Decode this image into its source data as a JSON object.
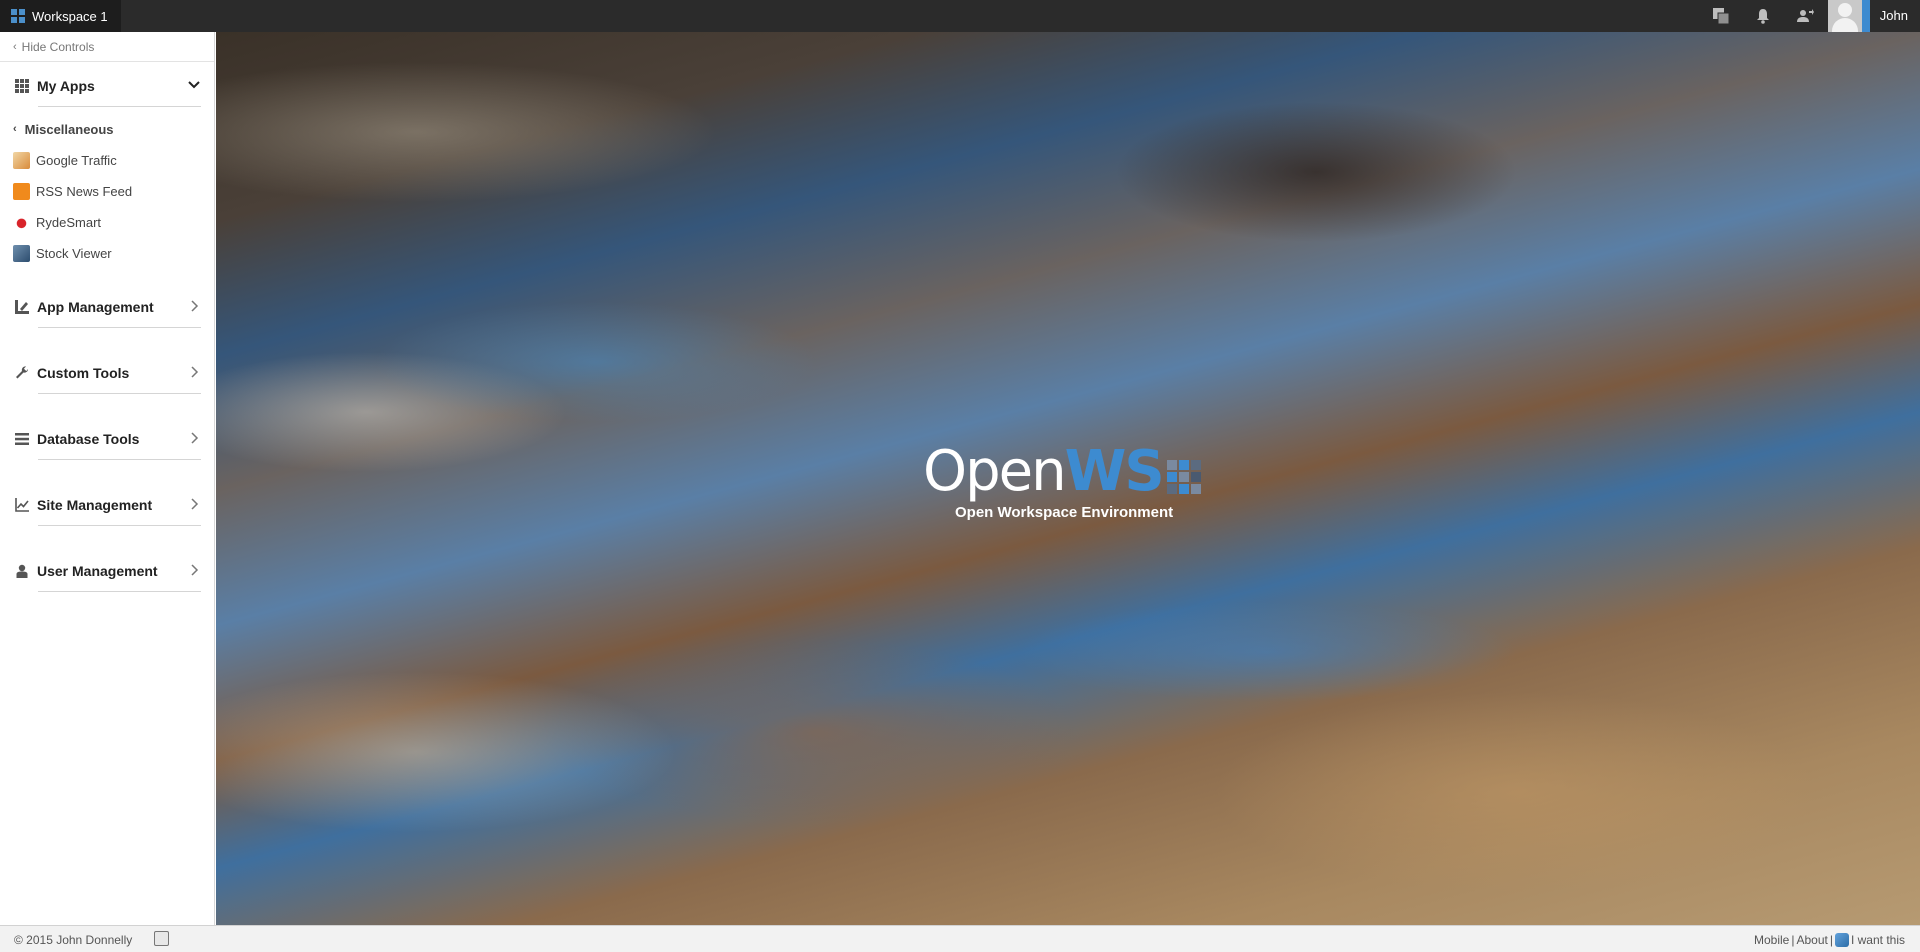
{
  "topbar": {
    "workspace_label": "Workspace 1",
    "user_name": "John",
    "accent_color": "#3d8bd0",
    "icons": [
      "workspace-switch-icon",
      "bell-icon",
      "user-accounts-icon"
    ]
  },
  "sidebar": {
    "hide_controls": "Hide Controls",
    "my_apps": {
      "title": "My Apps",
      "category": "Miscellaneous",
      "apps": [
        {
          "label": "Google Traffic",
          "icon": "traffic-icon"
        },
        {
          "label": "RSS News Feed",
          "icon": "rss-icon"
        },
        {
          "label": "RydeSmart",
          "icon": "rydesmart-icon"
        },
        {
          "label": "Stock Viewer",
          "icon": "stock-icon"
        }
      ]
    },
    "sections": [
      {
        "title": "App Management",
        "icon": "app-management-icon"
      },
      {
        "title": "Custom Tools",
        "icon": "wrench-icon"
      },
      {
        "title": "Database Tools",
        "icon": "list-icon"
      },
      {
        "title": "Site Management",
        "icon": "chart-line-icon"
      },
      {
        "title": "User Management",
        "icon": "user-management-icon"
      }
    ]
  },
  "main": {
    "logo": {
      "word_open": "Open",
      "word_ws": "WS",
      "subtitle": "Open Workspace Environment"
    }
  },
  "footer": {
    "copyright": "© 2015 John Donnelly",
    "links": [
      "Mobile",
      "About",
      "I want this"
    ],
    "separator": "|"
  }
}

WHAT THE TASK REQUIRES:
Reproduce the entries above exactly. Do not include the images.

SOLUTION TO THIS EXERCISE:
Decode this image into its source data as a JSON object.
{
  "topbar": {
    "workspace_label": "Workspace 1",
    "user_name": "John",
    "accent_color": "#3d8bd0",
    "icons": [
      "workspace-switch-icon",
      "bell-icon",
      "user-accounts-icon"
    ]
  },
  "sidebar": {
    "hide_controls": "Hide Controls",
    "my_apps": {
      "title": "My Apps",
      "category": "Miscellaneous",
      "apps": [
        {
          "label": "Google Traffic",
          "icon": "traffic-icon"
        },
        {
          "label": "RSS News Feed",
          "icon": "rss-icon"
        },
        {
          "label": "RydeSmart",
          "icon": "rydesmart-icon"
        },
        {
          "label": "Stock Viewer",
          "icon": "stock-icon"
        }
      ]
    },
    "sections": [
      {
        "title": "App Management",
        "icon": "app-management-icon"
      },
      {
        "title": "Custom Tools",
        "icon": "wrench-icon"
      },
      {
        "title": "Database Tools",
        "icon": "list-icon"
      },
      {
        "title": "Site Management",
        "icon": "chart-line-icon"
      },
      {
        "title": "User Management",
        "icon": "user-management-icon"
      }
    ]
  },
  "main": {
    "logo": {
      "word_open": "Open",
      "word_ws": "WS",
      "subtitle": "Open Workspace Environment"
    }
  },
  "footer": {
    "copyright": "© 2015 John Donnelly",
    "links": [
      "Mobile",
      "About",
      "I want this"
    ],
    "separator": "|"
  }
}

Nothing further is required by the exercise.